[BEGIN Supplied data]

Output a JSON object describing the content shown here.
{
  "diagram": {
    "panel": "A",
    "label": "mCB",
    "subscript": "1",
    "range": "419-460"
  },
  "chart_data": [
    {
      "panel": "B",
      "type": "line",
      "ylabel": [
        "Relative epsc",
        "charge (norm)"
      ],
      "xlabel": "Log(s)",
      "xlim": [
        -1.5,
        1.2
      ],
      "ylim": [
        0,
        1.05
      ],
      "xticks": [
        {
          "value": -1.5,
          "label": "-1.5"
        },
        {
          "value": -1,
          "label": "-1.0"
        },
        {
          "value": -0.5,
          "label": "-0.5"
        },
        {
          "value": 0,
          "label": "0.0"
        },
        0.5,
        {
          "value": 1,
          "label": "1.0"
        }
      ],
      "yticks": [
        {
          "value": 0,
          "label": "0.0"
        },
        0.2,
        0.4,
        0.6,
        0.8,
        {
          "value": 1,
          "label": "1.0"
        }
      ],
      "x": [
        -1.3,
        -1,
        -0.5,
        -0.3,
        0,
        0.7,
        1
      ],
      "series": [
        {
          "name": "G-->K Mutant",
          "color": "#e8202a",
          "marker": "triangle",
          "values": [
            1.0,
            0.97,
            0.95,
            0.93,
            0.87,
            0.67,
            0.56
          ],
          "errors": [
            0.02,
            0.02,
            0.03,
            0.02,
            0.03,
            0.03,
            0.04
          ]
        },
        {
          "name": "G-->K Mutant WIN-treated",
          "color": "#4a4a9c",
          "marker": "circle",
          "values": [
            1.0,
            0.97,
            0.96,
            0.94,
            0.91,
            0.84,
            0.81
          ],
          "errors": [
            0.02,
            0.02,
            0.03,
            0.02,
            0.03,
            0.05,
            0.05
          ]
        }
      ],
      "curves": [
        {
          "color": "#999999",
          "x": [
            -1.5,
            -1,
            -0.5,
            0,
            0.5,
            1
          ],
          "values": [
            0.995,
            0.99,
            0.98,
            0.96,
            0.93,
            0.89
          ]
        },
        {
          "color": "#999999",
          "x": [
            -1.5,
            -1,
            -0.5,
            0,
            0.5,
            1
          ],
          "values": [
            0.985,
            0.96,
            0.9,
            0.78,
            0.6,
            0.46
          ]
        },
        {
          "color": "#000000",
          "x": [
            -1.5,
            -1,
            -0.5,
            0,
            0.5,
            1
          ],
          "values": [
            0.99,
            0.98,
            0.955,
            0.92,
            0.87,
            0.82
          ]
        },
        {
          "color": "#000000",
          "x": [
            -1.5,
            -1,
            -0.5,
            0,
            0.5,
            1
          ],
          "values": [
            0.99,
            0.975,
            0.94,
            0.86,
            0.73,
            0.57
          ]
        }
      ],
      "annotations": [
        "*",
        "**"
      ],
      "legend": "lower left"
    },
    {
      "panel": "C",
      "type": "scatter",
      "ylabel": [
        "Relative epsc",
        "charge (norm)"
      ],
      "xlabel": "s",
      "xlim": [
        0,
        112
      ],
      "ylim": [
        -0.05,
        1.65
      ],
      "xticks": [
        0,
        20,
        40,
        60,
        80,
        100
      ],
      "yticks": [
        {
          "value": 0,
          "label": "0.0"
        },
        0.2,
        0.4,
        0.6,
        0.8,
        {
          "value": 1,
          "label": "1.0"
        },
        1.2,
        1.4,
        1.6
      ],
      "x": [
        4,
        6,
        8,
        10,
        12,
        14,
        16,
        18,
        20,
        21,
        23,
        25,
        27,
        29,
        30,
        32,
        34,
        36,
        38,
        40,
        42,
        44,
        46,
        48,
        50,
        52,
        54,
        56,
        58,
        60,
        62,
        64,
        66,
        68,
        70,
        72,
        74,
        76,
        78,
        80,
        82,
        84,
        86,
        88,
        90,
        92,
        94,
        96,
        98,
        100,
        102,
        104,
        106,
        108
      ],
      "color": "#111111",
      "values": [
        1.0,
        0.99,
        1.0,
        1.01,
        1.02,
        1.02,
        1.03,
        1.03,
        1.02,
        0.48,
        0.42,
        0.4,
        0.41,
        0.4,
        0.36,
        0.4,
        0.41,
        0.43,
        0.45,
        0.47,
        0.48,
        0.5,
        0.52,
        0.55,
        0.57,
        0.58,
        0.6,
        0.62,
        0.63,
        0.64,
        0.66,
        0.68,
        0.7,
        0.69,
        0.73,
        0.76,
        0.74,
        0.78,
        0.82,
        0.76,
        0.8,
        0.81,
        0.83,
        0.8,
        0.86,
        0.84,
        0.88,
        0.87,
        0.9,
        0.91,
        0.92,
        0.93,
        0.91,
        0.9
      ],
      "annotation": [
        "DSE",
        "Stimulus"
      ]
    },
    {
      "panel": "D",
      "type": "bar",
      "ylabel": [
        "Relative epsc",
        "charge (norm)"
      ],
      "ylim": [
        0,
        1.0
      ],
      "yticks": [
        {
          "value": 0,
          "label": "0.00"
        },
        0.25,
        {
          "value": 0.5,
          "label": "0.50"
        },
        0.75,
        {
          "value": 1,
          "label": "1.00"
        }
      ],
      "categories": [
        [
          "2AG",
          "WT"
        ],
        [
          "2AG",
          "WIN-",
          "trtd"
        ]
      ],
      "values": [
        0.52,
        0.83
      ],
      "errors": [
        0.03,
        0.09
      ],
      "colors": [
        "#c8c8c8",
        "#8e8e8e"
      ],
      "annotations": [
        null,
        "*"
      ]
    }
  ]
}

[END Supplied data]

** Task to carry out **
The records above need to be transcribed in full. Keep every character unchanged.

** The solution **
Output a JSON object describing the content shown here.
{
  "diagram": {
    "panel": "A",
    "label": "mCB",
    "subscript": "1",
    "range": "419-460"
  },
  "chart_data": [
    {
      "panel": "B",
      "type": "line",
      "ylabel": [
        "Relative epsc",
        "charge (norm)"
      ],
      "xlabel": "Log(s)",
      "xlim": [
        -1.5,
        1.2
      ],
      "ylim": [
        0,
        1.05
      ],
      "xticks": [
        {
          "value": -1.5,
          "label": "-1.5"
        },
        {
          "value": -1,
          "label": "-1.0"
        },
        {
          "value": -0.5,
          "label": "-0.5"
        },
        {
          "value": 0,
          "label": "0.0"
        },
        0.5,
        {
          "value": 1,
          "label": "1.0"
        }
      ],
      "yticks": [
        {
          "value": 0,
          "label": "0.0"
        },
        0.2,
        0.4,
        0.6,
        0.8,
        {
          "value": 1,
          "label": "1.0"
        }
      ],
      "x": [
        -1.3,
        -1,
        -0.5,
        -0.3,
        0,
        0.7,
        1
      ],
      "series": [
        {
          "name": "G-->K Mutant",
          "color": "#e8202a",
          "marker": "triangle",
          "values": [
            1.0,
            0.97,
            0.95,
            0.93,
            0.87,
            0.67,
            0.56
          ],
          "errors": [
            0.02,
            0.02,
            0.03,
            0.02,
            0.03,
            0.03,
            0.04
          ]
        },
        {
          "name": "G-->K Mutant WIN-treated",
          "color": "#4a4a9c",
          "marker": "circle",
          "values": [
            1.0,
            0.97,
            0.96,
            0.94,
            0.91,
            0.84,
            0.81
          ],
          "errors": [
            0.02,
            0.02,
            0.03,
            0.02,
            0.03,
            0.05,
            0.05
          ]
        }
      ],
      "curves": [
        {
          "color": "#999999",
          "x": [
            -1.5,
            -1,
            -0.5,
            0,
            0.5,
            1
          ],
          "values": [
            0.995,
            0.99,
            0.98,
            0.96,
            0.93,
            0.89
          ]
        },
        {
          "color": "#999999",
          "x": [
            -1.5,
            -1,
            -0.5,
            0,
            0.5,
            1
          ],
          "values": [
            0.985,
            0.96,
            0.9,
            0.78,
            0.6,
            0.46
          ]
        },
        {
          "color": "#000000",
          "x": [
            -1.5,
            -1,
            -0.5,
            0,
            0.5,
            1
          ],
          "values": [
            0.99,
            0.98,
            0.955,
            0.92,
            0.87,
            0.82
          ]
        },
        {
          "color": "#000000",
          "x": [
            -1.5,
            -1,
            -0.5,
            0,
            0.5,
            1
          ],
          "values": [
            0.99,
            0.975,
            0.94,
            0.86,
            0.73,
            0.57
          ]
        }
      ],
      "annotations": [
        "*",
        "**"
      ],
      "legend": "lower left"
    },
    {
      "panel": "C",
      "type": "scatter",
      "ylabel": [
        "Relative epsc",
        "charge (norm)"
      ],
      "xlabel": "s",
      "xlim": [
        0,
        112
      ],
      "ylim": [
        -0.05,
        1.65
      ],
      "xticks": [
        0,
        20,
        40,
        60,
        80,
        100
      ],
      "yticks": [
        {
          "value": 0,
          "label": "0.0"
        },
        0.2,
        0.4,
        0.6,
        0.8,
        {
          "value": 1,
          "label": "1.0"
        },
        1.2,
        1.4,
        1.6
      ],
      "x": [
        4,
        6,
        8,
        10,
        12,
        14,
        16,
        18,
        20,
        21,
        23,
        25,
        27,
        29,
        30,
        32,
        34,
        36,
        38,
        40,
        42,
        44,
        46,
        48,
        50,
        52,
        54,
        56,
        58,
        60,
        62,
        64,
        66,
        68,
        70,
        72,
        74,
        76,
        78,
        80,
        82,
        84,
        86,
        88,
        90,
        92,
        94,
        96,
        98,
        100,
        102,
        104,
        106,
        108
      ],
      "color": "#111111",
      "values": [
        1.0,
        0.99,
        1.0,
        1.01,
        1.02,
        1.02,
        1.03,
        1.03,
        1.02,
        0.48,
        0.42,
        0.4,
        0.41,
        0.4,
        0.36,
        0.4,
        0.41,
        0.43,
        0.45,
        0.47,
        0.48,
        0.5,
        0.52,
        0.55,
        0.57,
        0.58,
        0.6,
        0.62,
        0.63,
        0.64,
        0.66,
        0.68,
        0.7,
        0.69,
        0.73,
        0.76,
        0.74,
        0.78,
        0.82,
        0.76,
        0.8,
        0.81,
        0.83,
        0.8,
        0.86,
        0.84,
        0.88,
        0.87,
        0.9,
        0.91,
        0.92,
        0.93,
        0.91,
        0.9
      ],
      "annotation": [
        "DSE",
        "Stimulus"
      ]
    },
    {
      "panel": "D",
      "type": "bar",
      "ylabel": [
        "Relative epsc",
        "charge (norm)"
      ],
      "ylim": [
        0,
        1.0
      ],
      "yticks": [
        {
          "value": 0,
          "label": "0.00"
        },
        0.25,
        {
          "value": 0.5,
          "label": "0.50"
        },
        0.75,
        {
          "value": 1,
          "label": "1.00"
        }
      ],
      "categories": [
        [
          "2AG",
          "WT"
        ],
        [
          "2AG",
          "WIN-",
          "trtd"
        ]
      ],
      "values": [
        0.52,
        0.83
      ],
      "errors": [
        0.03,
        0.09
      ],
      "colors": [
        "#c8c8c8",
        "#8e8e8e"
      ],
      "annotations": [
        null,
        "*"
      ]
    }
  ]
}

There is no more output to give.